TASK STATEMENT:
Repeat each line word for word.

Figure content listings:
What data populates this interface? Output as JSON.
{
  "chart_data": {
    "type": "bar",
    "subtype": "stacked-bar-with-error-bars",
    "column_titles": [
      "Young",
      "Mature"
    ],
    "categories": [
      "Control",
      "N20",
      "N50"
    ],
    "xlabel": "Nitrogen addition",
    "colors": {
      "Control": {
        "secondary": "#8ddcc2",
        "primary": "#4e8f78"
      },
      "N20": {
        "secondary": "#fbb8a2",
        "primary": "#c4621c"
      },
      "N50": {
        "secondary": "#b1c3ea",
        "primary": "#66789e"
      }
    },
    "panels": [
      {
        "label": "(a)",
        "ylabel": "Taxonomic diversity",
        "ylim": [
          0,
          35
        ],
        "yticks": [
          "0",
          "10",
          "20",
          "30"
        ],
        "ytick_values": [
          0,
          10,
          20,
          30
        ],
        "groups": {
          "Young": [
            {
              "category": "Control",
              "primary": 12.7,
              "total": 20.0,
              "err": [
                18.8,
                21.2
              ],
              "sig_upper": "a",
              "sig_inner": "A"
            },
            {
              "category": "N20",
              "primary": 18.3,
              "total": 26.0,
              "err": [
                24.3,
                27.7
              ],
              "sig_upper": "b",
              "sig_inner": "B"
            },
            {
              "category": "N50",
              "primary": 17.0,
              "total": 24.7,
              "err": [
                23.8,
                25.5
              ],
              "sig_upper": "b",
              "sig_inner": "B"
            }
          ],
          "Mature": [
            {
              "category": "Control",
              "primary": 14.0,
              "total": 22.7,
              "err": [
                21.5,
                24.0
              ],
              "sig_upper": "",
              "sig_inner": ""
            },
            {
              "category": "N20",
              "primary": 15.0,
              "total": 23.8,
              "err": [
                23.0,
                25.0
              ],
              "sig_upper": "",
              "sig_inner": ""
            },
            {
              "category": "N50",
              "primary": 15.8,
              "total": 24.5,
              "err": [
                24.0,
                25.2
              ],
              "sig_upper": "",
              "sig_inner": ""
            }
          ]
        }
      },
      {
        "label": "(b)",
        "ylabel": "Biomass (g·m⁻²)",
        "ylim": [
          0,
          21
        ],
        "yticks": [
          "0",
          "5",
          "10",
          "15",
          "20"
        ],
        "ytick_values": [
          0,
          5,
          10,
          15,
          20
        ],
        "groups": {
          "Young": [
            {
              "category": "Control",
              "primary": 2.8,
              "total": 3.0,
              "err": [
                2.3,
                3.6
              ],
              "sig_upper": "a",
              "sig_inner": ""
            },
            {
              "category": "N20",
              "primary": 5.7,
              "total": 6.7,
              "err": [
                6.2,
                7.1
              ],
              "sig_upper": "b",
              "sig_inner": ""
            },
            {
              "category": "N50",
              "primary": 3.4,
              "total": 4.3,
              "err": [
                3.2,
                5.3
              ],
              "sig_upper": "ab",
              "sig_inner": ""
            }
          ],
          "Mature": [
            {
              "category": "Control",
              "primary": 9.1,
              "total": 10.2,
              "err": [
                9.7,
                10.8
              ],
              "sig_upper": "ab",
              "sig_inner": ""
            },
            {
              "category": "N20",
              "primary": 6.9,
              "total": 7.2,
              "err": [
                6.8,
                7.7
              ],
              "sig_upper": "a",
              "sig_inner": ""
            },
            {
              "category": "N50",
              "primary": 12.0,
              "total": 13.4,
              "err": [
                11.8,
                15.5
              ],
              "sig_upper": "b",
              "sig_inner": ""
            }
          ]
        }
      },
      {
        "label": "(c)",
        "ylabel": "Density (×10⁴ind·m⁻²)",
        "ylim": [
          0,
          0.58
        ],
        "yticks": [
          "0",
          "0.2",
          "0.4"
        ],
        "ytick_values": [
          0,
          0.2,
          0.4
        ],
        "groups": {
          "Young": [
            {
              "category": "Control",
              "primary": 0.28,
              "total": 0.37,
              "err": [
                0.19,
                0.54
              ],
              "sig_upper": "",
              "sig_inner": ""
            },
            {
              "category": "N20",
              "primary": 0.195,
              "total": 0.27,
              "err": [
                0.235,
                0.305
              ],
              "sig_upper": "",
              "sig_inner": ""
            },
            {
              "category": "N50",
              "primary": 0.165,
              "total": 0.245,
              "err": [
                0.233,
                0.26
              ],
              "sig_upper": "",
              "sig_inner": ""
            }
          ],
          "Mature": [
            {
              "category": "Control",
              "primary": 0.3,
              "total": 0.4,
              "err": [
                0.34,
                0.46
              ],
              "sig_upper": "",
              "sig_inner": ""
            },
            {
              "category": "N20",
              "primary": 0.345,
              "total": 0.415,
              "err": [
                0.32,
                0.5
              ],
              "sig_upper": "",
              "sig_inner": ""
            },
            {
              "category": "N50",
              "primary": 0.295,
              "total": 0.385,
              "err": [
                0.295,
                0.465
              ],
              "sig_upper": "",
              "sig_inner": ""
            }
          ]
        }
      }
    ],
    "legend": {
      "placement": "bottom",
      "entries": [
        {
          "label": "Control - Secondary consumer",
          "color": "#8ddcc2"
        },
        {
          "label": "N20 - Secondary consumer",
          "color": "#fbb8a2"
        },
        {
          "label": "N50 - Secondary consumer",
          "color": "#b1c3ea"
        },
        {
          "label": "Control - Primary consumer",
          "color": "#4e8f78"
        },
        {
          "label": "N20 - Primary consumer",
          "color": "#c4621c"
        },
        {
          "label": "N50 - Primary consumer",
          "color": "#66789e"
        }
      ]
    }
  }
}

OUTPUT FOR THIS EXERCISE:
What data populates this interface? Output as JSON.
{
  "chart_data": {
    "type": "bar",
    "subtype": "stacked-bar-with-error-bars",
    "column_titles": [
      "Young",
      "Mature"
    ],
    "categories": [
      "Control",
      "N20",
      "N50"
    ],
    "xlabel": "Nitrogen addition",
    "colors": {
      "Control": {
        "secondary": "#8ddcc2",
        "primary": "#4e8f78"
      },
      "N20": {
        "secondary": "#fbb8a2",
        "primary": "#c4621c"
      },
      "N50": {
        "secondary": "#b1c3ea",
        "primary": "#66789e"
      }
    },
    "panels": [
      {
        "label": "(a)",
        "ylabel": "Taxonomic diversity",
        "ylim": [
          0,
          35
        ],
        "yticks": [
          "0",
          "10",
          "20",
          "30"
        ],
        "ytick_values": [
          0,
          10,
          20,
          30
        ],
        "groups": {
          "Young": [
            {
              "category": "Control",
              "primary": 12.7,
              "total": 20.0,
              "err": [
                18.8,
                21.2
              ],
              "sig_upper": "a",
              "sig_inner": "A"
            },
            {
              "category": "N20",
              "primary": 18.3,
              "total": 26.0,
              "err": [
                24.3,
                27.7
              ],
              "sig_upper": "b",
              "sig_inner": "B"
            },
            {
              "category": "N50",
              "primary": 17.0,
              "total": 24.7,
              "err": [
                23.8,
                25.5
              ],
              "sig_upper": "b",
              "sig_inner": "B"
            }
          ],
          "Mature": [
            {
              "category": "Control",
              "primary": 14.0,
              "total": 22.7,
              "err": [
                21.5,
                24.0
              ],
              "sig_upper": "",
              "sig_inner": ""
            },
            {
              "category": "N20",
              "primary": 15.0,
              "total": 23.8,
              "err": [
                23.0,
                25.0
              ],
              "sig_upper": "",
              "sig_inner": ""
            },
            {
              "category": "N50",
              "primary": 15.8,
              "total": 24.5,
              "err": [
                24.0,
                25.2
              ],
              "sig_upper": "",
              "sig_inner": ""
            }
          ]
        }
      },
      {
        "label": "(b)",
        "ylabel": "Biomass (g·m⁻²)",
        "ylim": [
          0,
          21
        ],
        "yticks": [
          "0",
          "5",
          "10",
          "15",
          "20"
        ],
        "ytick_values": [
          0,
          5,
          10,
          15,
          20
        ],
        "groups": {
          "Young": [
            {
              "category": "Control",
              "primary": 2.8,
              "total": 3.0,
              "err": [
                2.3,
                3.6
              ],
              "sig_upper": "a",
              "sig_inner": ""
            },
            {
              "category": "N20",
              "primary": 5.7,
              "total": 6.7,
              "err": [
                6.2,
                7.1
              ],
              "sig_upper": "b",
              "sig_inner": ""
            },
            {
              "category": "N50",
              "primary": 3.4,
              "total": 4.3,
              "err": [
                3.2,
                5.3
              ],
              "sig_upper": "ab",
              "sig_inner": ""
            }
          ],
          "Mature": [
            {
              "category": "Control",
              "primary": 9.1,
              "total": 10.2,
              "err": [
                9.7,
                10.8
              ],
              "sig_upper": "ab",
              "sig_inner": ""
            },
            {
              "category": "N20",
              "primary": 6.9,
              "total": 7.2,
              "err": [
                6.8,
                7.7
              ],
              "sig_upper": "a",
              "sig_inner": ""
            },
            {
              "category": "N50",
              "primary": 12.0,
              "total": 13.4,
              "err": [
                11.8,
                15.5
              ],
              "sig_upper": "b",
              "sig_inner": ""
            }
          ]
        }
      },
      {
        "label": "(c)",
        "ylabel": "Density (×10⁴ind·m⁻²)",
        "ylim": [
          0,
          0.58
        ],
        "yticks": [
          "0",
          "0.2",
          "0.4"
        ],
        "ytick_values": [
          0,
          0.2,
          0.4
        ],
        "groups": {
          "Young": [
            {
              "category": "Control",
              "primary": 0.28,
              "total": 0.37,
              "err": [
                0.19,
                0.54
              ],
              "sig_upper": "",
              "sig_inner": ""
            },
            {
              "category": "N20",
              "primary": 0.195,
              "total": 0.27,
              "err": [
                0.235,
                0.305
              ],
              "sig_upper": "",
              "sig_inner": ""
            },
            {
              "category": "N50",
              "primary": 0.165,
              "total": 0.245,
              "err": [
                0.233,
                0.26
              ],
              "sig_upper": "",
              "sig_inner": ""
            }
          ],
          "Mature": [
            {
              "category": "Control",
              "primary": 0.3,
              "total": 0.4,
              "err": [
                0.34,
                0.46
              ],
              "sig_upper": "",
              "sig_inner": ""
            },
            {
              "category": "N20",
              "primary": 0.345,
              "total": 0.415,
              "err": [
                0.32,
                0.5
              ],
              "sig_upper": "",
              "sig_inner": ""
            },
            {
              "category": "N50",
              "primary": 0.295,
              "total": 0.385,
              "err": [
                0.295,
                0.465
              ],
              "sig_upper": "",
              "sig_inner": ""
            }
          ]
        }
      }
    ],
    "legend": {
      "placement": "bottom",
      "entries": [
        {
          "label": "Control - Secondary consumer",
          "color": "#8ddcc2"
        },
        {
          "label": "N20 - Secondary consumer",
          "color": "#fbb8a2"
        },
        {
          "label": "N50 - Secondary consumer",
          "color": "#b1c3ea"
        },
        {
          "label": "Control - Primary consumer",
          "color": "#4e8f78"
        },
        {
          "label": "N20 - Primary consumer",
          "color": "#c4621c"
        },
        {
          "label": "N50 - Primary consumer",
          "color": "#66789e"
        }
      ]
    }
  }
}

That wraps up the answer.